Recorded data:
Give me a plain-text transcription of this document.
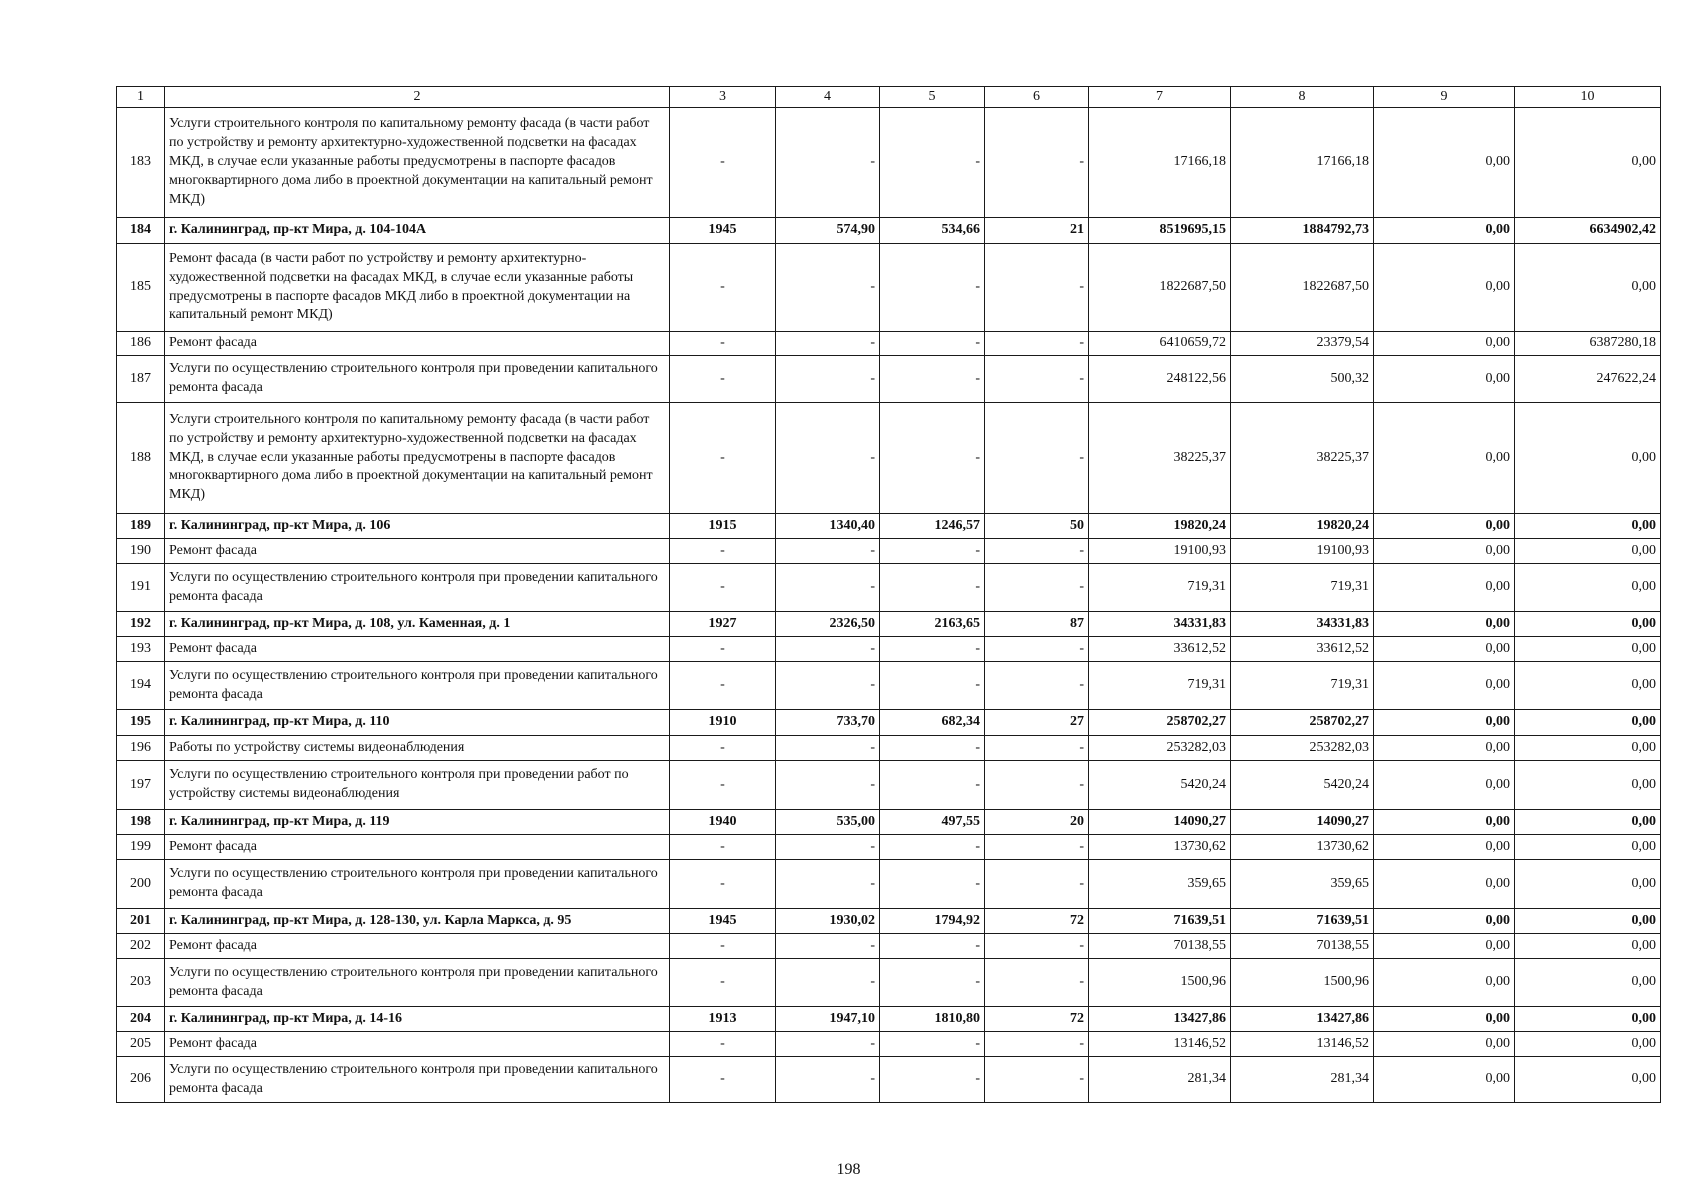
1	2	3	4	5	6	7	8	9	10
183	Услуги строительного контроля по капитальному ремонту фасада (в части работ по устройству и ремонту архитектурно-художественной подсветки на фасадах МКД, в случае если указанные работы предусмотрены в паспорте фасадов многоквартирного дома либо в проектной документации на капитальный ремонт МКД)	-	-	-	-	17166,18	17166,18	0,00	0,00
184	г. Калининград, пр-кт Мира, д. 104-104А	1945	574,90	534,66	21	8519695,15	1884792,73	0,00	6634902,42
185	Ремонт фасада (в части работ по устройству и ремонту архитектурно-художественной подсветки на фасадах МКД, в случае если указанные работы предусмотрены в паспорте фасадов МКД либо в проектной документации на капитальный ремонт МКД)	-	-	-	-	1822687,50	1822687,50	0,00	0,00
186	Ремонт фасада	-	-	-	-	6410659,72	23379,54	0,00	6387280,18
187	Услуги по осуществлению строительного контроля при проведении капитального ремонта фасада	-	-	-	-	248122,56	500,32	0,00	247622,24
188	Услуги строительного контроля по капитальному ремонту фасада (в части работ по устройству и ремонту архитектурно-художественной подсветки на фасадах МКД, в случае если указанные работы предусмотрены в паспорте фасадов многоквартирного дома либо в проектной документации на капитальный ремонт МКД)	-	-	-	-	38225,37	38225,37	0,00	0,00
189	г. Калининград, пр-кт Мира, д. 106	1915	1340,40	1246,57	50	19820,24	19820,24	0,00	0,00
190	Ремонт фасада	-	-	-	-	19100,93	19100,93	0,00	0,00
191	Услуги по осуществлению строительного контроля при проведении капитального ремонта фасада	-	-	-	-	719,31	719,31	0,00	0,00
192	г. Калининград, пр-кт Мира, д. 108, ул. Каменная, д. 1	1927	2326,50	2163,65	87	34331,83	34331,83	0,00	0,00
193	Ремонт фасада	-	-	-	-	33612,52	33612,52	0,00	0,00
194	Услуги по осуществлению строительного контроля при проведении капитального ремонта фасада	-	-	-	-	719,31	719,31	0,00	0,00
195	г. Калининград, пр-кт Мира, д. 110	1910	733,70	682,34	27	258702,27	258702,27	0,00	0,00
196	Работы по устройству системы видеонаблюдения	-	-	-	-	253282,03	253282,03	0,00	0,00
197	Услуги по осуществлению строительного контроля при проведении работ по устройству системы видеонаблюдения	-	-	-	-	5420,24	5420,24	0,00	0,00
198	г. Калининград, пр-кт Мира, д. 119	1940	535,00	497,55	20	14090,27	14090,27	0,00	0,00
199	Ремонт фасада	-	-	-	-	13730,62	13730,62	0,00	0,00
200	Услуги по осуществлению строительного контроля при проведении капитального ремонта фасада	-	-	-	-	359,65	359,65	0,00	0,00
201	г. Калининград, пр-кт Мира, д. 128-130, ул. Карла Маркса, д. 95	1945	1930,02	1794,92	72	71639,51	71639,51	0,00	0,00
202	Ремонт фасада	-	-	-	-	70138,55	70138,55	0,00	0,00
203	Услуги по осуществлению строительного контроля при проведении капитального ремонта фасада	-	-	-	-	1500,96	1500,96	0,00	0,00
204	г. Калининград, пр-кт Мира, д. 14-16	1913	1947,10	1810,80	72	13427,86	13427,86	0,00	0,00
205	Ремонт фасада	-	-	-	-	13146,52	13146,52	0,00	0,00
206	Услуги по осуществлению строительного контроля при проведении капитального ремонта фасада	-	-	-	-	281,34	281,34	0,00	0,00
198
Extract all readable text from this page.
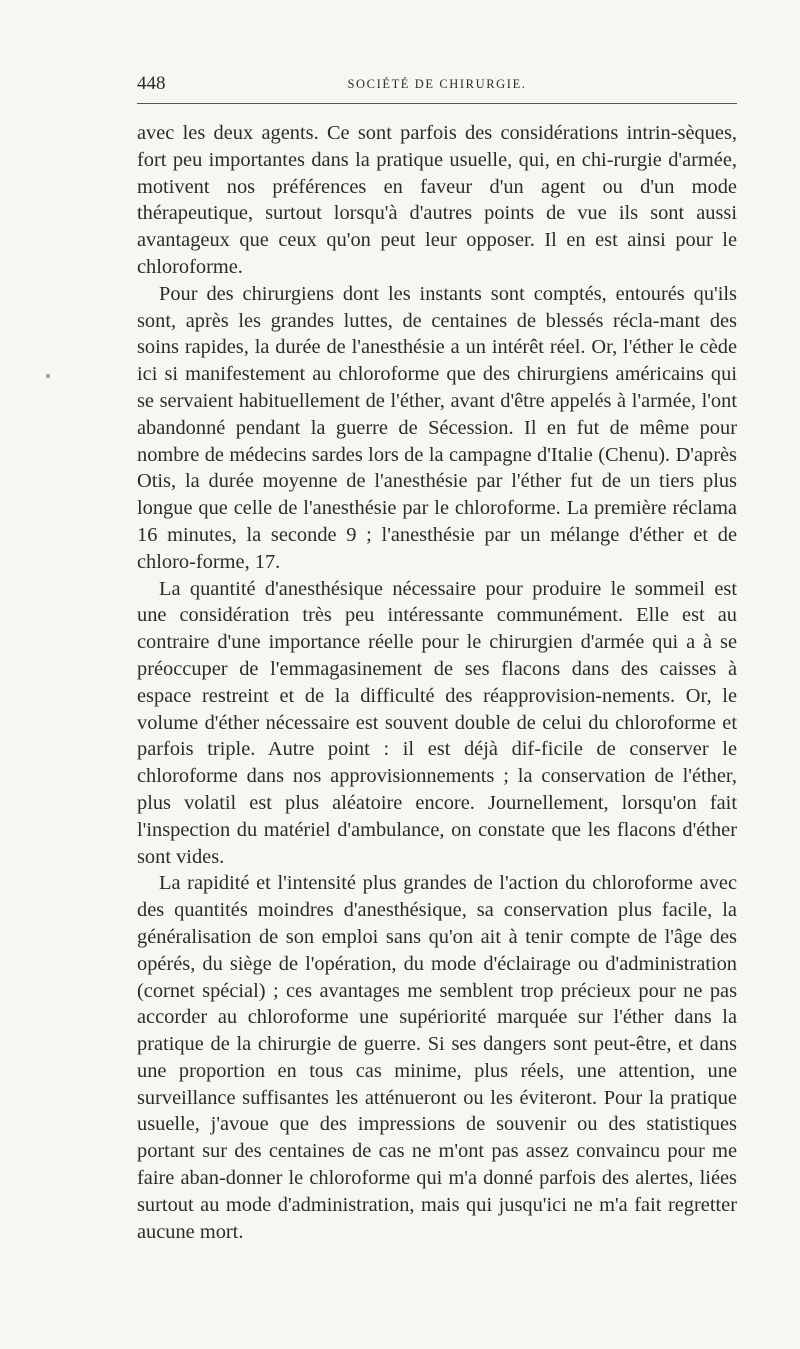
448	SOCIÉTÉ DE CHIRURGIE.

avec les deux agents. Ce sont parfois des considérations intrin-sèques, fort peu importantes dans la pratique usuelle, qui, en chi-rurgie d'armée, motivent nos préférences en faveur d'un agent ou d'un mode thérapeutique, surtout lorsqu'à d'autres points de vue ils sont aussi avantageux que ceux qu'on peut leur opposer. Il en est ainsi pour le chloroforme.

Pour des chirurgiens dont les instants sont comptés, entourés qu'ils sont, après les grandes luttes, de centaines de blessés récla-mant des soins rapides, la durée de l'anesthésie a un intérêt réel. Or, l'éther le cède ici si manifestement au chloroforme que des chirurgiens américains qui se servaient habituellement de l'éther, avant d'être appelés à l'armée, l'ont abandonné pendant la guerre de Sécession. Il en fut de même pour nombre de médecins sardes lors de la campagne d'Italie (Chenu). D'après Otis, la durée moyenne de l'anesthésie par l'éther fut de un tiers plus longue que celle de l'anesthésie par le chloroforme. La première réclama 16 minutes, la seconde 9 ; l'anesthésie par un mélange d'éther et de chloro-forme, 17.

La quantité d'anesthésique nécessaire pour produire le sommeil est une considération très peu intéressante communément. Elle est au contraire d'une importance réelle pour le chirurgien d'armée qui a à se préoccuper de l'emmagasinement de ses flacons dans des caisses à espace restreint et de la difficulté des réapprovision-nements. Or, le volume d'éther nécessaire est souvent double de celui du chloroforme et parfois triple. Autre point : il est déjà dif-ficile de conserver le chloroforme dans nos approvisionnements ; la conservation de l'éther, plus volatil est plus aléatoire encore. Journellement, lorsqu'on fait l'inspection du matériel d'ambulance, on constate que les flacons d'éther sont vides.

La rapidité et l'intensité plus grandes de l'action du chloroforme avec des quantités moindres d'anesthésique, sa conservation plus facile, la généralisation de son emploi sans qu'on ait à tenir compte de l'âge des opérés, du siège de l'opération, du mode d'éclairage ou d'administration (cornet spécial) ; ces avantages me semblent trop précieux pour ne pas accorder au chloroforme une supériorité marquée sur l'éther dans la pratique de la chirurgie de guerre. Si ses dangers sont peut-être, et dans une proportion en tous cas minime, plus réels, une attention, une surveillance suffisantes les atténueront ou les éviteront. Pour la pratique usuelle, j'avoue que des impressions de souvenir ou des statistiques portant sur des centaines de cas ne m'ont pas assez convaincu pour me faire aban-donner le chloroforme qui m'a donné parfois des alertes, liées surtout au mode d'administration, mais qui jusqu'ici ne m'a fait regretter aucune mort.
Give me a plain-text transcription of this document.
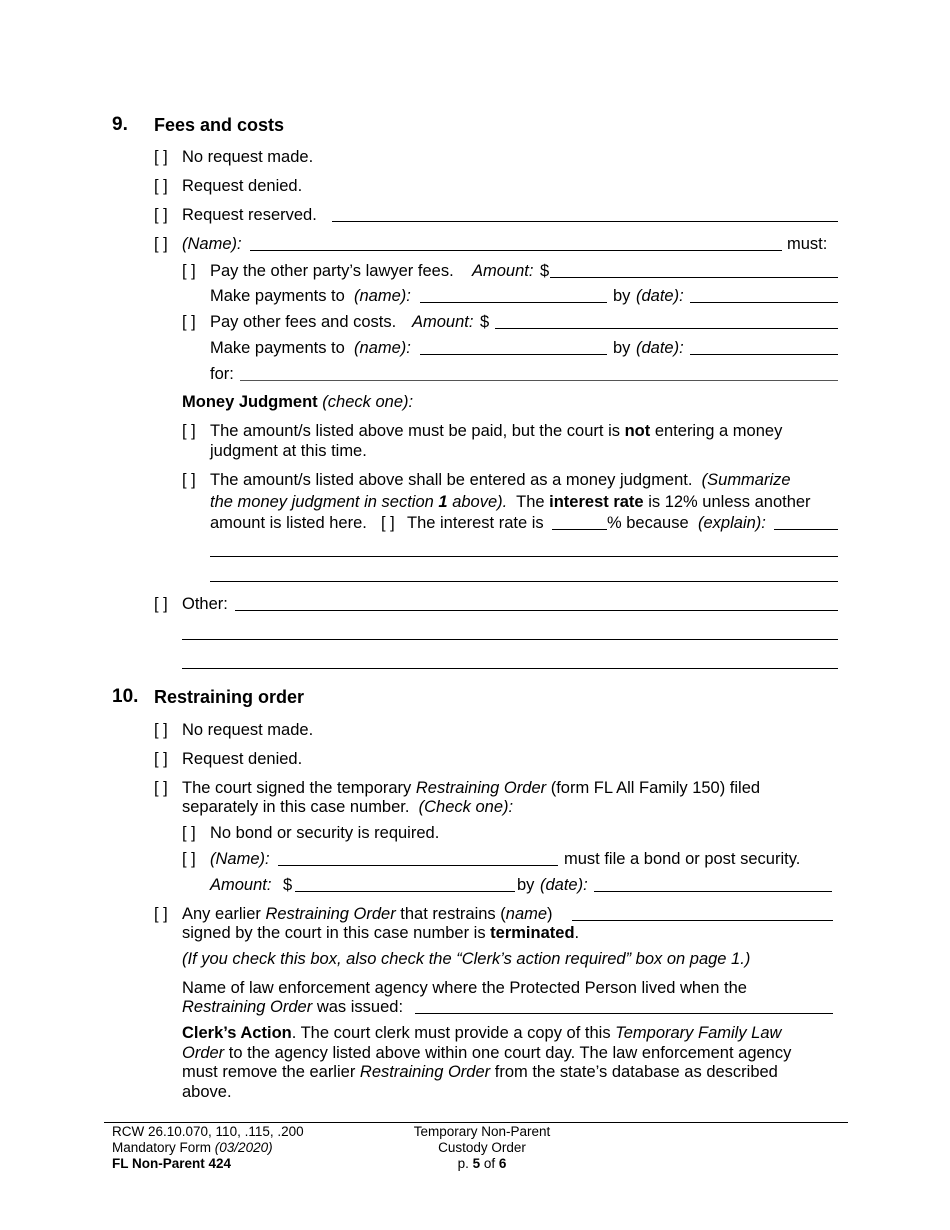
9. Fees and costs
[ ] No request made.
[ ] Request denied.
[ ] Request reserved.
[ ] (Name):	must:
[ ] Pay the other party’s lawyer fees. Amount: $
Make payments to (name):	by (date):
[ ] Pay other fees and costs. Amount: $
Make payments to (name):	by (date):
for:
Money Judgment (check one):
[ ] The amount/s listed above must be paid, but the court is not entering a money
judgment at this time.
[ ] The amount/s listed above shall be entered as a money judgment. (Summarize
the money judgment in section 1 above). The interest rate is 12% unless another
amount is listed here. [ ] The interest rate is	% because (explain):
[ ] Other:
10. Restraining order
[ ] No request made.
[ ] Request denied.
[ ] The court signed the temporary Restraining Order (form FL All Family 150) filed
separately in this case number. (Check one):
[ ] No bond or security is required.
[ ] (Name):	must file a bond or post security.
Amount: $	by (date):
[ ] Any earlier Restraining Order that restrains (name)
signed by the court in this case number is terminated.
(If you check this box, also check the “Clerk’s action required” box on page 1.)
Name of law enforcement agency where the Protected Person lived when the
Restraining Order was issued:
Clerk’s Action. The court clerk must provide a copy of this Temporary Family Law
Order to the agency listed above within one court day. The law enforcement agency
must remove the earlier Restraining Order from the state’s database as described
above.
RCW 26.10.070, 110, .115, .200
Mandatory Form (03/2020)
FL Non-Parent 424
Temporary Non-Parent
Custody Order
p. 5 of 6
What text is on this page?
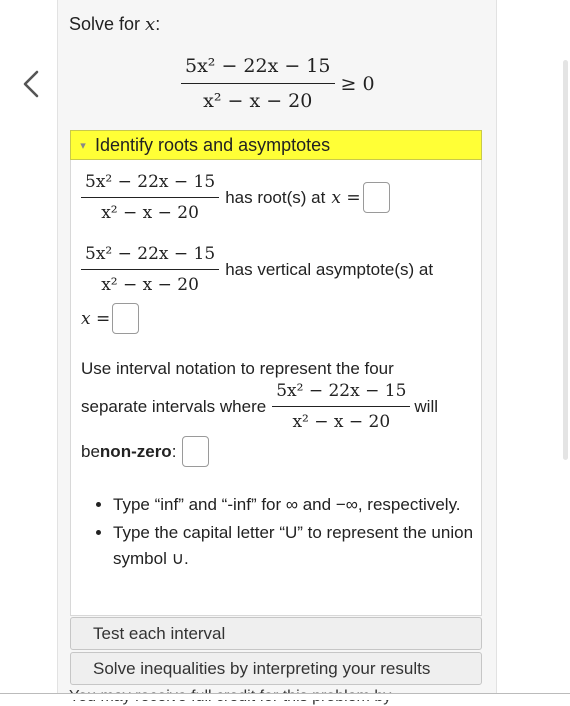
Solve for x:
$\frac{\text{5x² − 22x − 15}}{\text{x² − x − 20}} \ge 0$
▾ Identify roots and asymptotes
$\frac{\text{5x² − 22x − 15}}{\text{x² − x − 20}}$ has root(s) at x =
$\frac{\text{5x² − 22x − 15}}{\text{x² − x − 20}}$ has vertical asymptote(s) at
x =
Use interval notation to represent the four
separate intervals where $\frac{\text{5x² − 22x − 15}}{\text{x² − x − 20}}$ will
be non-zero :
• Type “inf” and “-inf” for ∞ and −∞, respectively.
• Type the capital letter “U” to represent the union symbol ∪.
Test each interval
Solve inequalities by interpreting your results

■ **Exercise details**: Tally the lines of the material above that contain the word "from" and report the total alone.

■ **Task answer**: 2